## Set exercise
Show each line from the listing that includes the word "user".

[Data entries]
================================

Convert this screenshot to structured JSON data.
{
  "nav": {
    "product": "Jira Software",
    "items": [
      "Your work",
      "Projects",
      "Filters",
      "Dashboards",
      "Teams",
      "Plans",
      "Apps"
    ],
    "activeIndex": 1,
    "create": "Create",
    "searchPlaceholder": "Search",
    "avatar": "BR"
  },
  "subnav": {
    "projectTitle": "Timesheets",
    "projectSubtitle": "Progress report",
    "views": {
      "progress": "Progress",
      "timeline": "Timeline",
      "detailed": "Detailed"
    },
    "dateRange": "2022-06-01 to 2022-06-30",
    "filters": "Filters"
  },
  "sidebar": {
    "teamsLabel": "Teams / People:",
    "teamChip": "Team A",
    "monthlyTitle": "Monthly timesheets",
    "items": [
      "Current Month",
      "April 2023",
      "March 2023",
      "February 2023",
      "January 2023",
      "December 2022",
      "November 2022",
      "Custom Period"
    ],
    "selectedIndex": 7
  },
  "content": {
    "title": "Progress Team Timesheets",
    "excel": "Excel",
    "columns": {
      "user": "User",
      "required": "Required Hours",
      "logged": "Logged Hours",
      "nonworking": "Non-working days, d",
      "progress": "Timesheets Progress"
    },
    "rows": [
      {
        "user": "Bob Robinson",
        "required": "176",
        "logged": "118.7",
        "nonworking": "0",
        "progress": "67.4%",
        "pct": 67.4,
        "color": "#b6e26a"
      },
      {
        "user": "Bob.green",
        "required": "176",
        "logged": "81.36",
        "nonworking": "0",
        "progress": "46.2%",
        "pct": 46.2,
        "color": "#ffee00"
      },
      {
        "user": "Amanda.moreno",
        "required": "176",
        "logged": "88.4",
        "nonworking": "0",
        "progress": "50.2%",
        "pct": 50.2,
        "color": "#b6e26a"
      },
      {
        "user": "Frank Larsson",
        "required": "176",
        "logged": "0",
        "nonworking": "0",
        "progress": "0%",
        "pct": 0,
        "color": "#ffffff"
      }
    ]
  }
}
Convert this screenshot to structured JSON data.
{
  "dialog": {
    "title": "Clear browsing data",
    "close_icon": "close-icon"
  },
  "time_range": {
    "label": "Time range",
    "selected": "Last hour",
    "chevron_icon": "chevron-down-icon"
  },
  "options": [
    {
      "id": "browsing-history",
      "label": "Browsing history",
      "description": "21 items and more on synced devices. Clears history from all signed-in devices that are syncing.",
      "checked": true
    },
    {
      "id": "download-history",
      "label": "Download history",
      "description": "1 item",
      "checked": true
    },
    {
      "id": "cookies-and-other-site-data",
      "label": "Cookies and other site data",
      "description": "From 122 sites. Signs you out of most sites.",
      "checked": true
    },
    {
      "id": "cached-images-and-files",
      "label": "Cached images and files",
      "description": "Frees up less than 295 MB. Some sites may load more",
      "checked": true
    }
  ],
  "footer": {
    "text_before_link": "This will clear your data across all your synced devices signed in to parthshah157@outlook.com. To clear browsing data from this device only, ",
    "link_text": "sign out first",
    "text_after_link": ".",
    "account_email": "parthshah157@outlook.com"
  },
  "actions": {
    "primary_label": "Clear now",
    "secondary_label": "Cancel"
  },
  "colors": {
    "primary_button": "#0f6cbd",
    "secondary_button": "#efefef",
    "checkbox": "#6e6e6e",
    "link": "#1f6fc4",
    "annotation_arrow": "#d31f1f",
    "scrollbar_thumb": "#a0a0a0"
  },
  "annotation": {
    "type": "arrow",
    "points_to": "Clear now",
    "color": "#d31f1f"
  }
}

================================

## Task answer
      "user": "User",
        "user": "Bob Robinson",
        "user": "Bob.green",
        "user": "Amanda.moreno",
        "user": "Frank Larsson",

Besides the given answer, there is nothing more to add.